Extract the listing in its entirety, keeping each line identical to the original.

[Stored data]
◆ ◆ ◆ ◆
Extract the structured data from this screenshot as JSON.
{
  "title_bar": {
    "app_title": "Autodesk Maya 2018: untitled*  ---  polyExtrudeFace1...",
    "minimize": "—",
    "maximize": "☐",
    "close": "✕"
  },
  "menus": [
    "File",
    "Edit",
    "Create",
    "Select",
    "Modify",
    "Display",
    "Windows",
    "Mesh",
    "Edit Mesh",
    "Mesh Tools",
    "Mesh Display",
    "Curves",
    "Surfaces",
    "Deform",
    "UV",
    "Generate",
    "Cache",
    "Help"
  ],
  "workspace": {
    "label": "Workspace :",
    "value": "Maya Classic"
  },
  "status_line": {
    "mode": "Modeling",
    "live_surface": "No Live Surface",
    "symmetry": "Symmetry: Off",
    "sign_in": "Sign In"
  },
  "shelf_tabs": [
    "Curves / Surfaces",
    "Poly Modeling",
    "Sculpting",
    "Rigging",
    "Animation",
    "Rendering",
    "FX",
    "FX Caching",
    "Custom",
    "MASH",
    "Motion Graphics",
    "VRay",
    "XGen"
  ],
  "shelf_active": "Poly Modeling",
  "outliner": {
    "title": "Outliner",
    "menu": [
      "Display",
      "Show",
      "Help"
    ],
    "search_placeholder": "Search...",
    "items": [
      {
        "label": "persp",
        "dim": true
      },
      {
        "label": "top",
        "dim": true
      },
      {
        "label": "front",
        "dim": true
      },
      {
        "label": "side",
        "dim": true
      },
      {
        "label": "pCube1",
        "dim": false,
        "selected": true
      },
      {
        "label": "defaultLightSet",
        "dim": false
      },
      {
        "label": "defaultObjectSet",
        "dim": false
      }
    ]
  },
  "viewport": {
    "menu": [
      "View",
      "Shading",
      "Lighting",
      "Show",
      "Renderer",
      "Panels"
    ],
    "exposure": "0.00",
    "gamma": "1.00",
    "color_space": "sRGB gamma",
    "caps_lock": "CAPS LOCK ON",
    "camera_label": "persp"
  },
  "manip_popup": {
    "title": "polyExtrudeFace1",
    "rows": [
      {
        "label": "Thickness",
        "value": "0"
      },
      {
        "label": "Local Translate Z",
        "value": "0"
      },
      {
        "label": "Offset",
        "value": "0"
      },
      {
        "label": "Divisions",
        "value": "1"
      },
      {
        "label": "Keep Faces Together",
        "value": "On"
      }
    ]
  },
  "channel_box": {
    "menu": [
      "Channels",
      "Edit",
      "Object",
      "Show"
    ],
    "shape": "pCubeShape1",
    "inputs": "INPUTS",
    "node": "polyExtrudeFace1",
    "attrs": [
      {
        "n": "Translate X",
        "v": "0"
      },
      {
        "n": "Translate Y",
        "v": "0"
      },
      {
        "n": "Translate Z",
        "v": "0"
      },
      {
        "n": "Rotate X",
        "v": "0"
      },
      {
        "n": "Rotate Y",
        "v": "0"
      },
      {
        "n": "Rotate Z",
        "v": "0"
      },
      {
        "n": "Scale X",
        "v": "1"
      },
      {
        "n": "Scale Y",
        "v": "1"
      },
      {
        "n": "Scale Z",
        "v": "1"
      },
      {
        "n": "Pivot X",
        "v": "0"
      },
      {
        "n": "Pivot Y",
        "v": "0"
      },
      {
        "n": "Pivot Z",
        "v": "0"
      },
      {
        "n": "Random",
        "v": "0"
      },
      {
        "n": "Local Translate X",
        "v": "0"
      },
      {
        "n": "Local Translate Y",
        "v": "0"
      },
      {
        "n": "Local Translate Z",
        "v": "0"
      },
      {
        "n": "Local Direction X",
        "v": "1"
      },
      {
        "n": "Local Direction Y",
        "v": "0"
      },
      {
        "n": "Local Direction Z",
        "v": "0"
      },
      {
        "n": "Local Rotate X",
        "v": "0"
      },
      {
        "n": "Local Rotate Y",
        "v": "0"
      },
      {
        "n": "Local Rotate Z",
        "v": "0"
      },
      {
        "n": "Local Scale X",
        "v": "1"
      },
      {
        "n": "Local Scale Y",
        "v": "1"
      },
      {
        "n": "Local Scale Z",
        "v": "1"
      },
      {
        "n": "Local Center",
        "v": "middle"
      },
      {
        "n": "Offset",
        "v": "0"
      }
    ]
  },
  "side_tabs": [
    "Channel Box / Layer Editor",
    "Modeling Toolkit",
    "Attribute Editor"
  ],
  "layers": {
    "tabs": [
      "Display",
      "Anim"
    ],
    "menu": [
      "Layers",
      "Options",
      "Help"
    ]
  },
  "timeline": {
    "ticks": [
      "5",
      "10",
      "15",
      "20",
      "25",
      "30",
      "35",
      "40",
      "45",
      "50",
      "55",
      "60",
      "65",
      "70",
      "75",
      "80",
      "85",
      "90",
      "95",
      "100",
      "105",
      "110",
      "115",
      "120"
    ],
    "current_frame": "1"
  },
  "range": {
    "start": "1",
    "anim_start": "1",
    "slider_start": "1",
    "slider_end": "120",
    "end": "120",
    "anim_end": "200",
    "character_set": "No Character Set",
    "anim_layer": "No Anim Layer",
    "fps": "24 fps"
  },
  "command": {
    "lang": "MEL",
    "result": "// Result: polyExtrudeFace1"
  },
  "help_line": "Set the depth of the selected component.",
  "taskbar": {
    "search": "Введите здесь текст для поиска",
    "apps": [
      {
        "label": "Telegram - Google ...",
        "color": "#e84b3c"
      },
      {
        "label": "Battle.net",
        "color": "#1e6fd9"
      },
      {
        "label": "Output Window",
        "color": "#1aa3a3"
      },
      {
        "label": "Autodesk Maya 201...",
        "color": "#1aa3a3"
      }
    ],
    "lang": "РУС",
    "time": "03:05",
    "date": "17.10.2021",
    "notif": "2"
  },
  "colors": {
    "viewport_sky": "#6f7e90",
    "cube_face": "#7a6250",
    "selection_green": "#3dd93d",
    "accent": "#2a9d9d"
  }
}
◆ ◆ ◆ ◆
EXERCISE RESPONSE:
Extract the structured data from this screenshot as JSON.
{
  "title_bar": {
    "app_title": "Autodesk Maya 2018: untitled*  ---  polyExtrudeFace1...",
    "minimize": "—",
    "maximize": "☐",
    "close": "✕"
  },
  "menus": [
    "File",
    "Edit",
    "Create",
    "Select",
    "Modify",
    "Display",
    "Windows",
    "Mesh",
    "Edit Mesh",
    "Mesh Tools",
    "Mesh Display",
    "Curves",
    "Surfaces",
    "Deform",
    "UV",
    "Generate",
    "Cache",
    "Help"
  ],
  "workspace": {
    "label": "Workspace :",
    "value": "Maya Classic"
  },
  "status_line": {
    "mode": "Modeling",
    "live_surface": "No Live Surface",
    "symmetry": "Symmetry: Off",
    "sign_in": "Sign In"
  },
  "shelf_tabs": [
    "Curves / Surfaces",
    "Poly Modeling",
    "Sculpting",
    "Rigging",
    "Animation",
    "Rendering",
    "FX",
    "FX Caching",
    "Custom",
    "MASH",
    "Motion Graphics",
    "VRay",
    "XGen"
  ],
  "shelf_active": "Poly Modeling",
  "outliner": {
    "title": "Outliner",
    "menu": [
      "Display",
      "Show",
      "Help"
    ],
    "search_placeholder": "Search...",
    "items": [
      {
        "label": "persp",
        "dim": true
      },
      {
        "label": "top",
        "dim": true
      },
      {
        "label": "front",
        "dim": true
      },
      {
        "label": "side",
        "dim": true
      },
      {
        "label": "pCube1",
        "dim": false,
        "selected": true
      },
      {
        "label": "defaultLightSet",
        "dim": false
      },
      {
        "label": "defaultObjectSet",
        "dim": false
      }
    ]
  },
  "viewport": {
    "menu": [
      "View",
      "Shading",
      "Lighting",
      "Show",
      "Renderer",
      "Panels"
    ],
    "exposure": "0.00",
    "gamma": "1.00",
    "color_space": "sRGB gamma",
    "caps_lock": "CAPS LOCK ON",
    "camera_label": "persp"
  },
  "manip_popup": {
    "title": "polyExtrudeFace1",
    "rows": [
      {
        "label": "Thickness",
        "value": "0"
      },
      {
        "label": "Local Translate Z",
        "value": "0"
      },
      {
        "label": "Offset",
        "value": "0"
      },
      {
        "label": "Divisions",
        "value": "1"
      },
      {
        "label": "Keep Faces Together",
        "value": "On"
      }
    ]
  },
  "channel_box": {
    "menu": [
      "Channels",
      "Edit",
      "Object",
      "Show"
    ],
    "shape": "pCubeShape1",
    "inputs": "INPUTS",
    "node": "polyExtrudeFace1",
    "attrs": [
      {
        "n": "Translate X",
        "v": "0"
      },
      {
        "n": "Translate Y",
        "v": "0"
      },
      {
        "n": "Translate Z",
        "v": "0"
      },
      {
        "n": "Rotate X",
        "v": "0"
      },
      {
        "n": "Rotate Y",
        "v": "0"
      },
      {
        "n": "Rotate Z",
        "v": "0"
      },
      {
        "n": "Scale X",
        "v": "1"
      },
      {
        "n": "Scale Y",
        "v": "1"
      },
      {
        "n": "Scale Z",
        "v": "1"
      },
      {
        "n": "Pivot X",
        "v": "0"
      },
      {
        "n": "Pivot Y",
        "v": "0"
      },
      {
        "n": "Pivot Z",
        "v": "0"
      },
      {
        "n": "Random",
        "v": "0"
      },
      {
        "n": "Local Translate X",
        "v": "0"
      },
      {
        "n": "Local Translate Y",
        "v": "0"
      },
      {
        "n": "Local Translate Z",
        "v": "0"
      },
      {
        "n": "Local Direction X",
        "v": "1"
      },
      {
        "n": "Local Direction Y",
        "v": "0"
      },
      {
        "n": "Local Direction Z",
        "v": "0"
      },
      {
        "n": "Local Rotate X",
        "v": "0"
      },
      {
        "n": "Local Rotate Y",
        "v": "0"
      },
      {
        "n": "Local Rotate Z",
        "v": "0"
      },
      {
        "n": "Local Scale X",
        "v": "1"
      },
      {
        "n": "Local Scale Y",
        "v": "1"
      },
      {
        "n": "Local Scale Z",
        "v": "1"
      },
      {
        "n": "Local Center",
        "v": "middle"
      },
      {
        "n": "Offset",
        "v": "0"
      }
    ]
  },
  "side_tabs": [
    "Channel Box / Layer Editor",
    "Modeling Toolkit",
    "Attribute Editor"
  ],
  "layers": {
    "tabs": [
      "Display",
      "Anim"
    ],
    "menu": [
      "Layers",
      "Options",
      "Help"
    ]
  },
  "timeline": {
    "ticks": [
      "5",
      "10",
      "15",
      "20",
      "25",
      "30",
      "35",
      "40",
      "45",
      "50",
      "55",
      "60",
      "65",
      "70",
      "75",
      "80",
      "85",
      "90",
      "95",
      "100",
      "105",
      "110",
      "115",
      "120"
    ],
    "current_frame": "1"
  },
  "range": {
    "start": "1",
    "anim_start": "1",
    "slider_start": "1",
    "slider_end": "120",
    "end": "120",
    "anim_end": "200",
    "character_set": "No Character Set",
    "anim_layer": "No Anim Layer",
    "fps": "24 fps"
  },
  "command": {
    "lang": "MEL",
    "result": "// Result: polyExtrudeFace1"
  },
  "help_line": "Set the depth of the selected component.",
  "taskbar": {
    "search": "Введите здесь текст для поиска",
    "apps": [
      {
        "label": "Telegram - Google ...",
        "color": "#e84b3c"
      },
      {
        "label": "Battle.net",
        "color": "#1e6fd9"
      },
      {
        "label": "Output Window",
        "color": "#1aa3a3"
      },
      {
        "label": "Autodesk Maya 201...",
        "color": "#1aa3a3"
      }
    ],
    "lang": "РУС",
    "time": "03:05",
    "date": "17.10.2021",
    "notif": "2"
  },
  "colors": {
    "viewport_sky": "#6f7e90",
    "cube_face": "#7a6250",
    "selection_green": "#3dd93d",
    "accent": "#2a9d9d"
  }
}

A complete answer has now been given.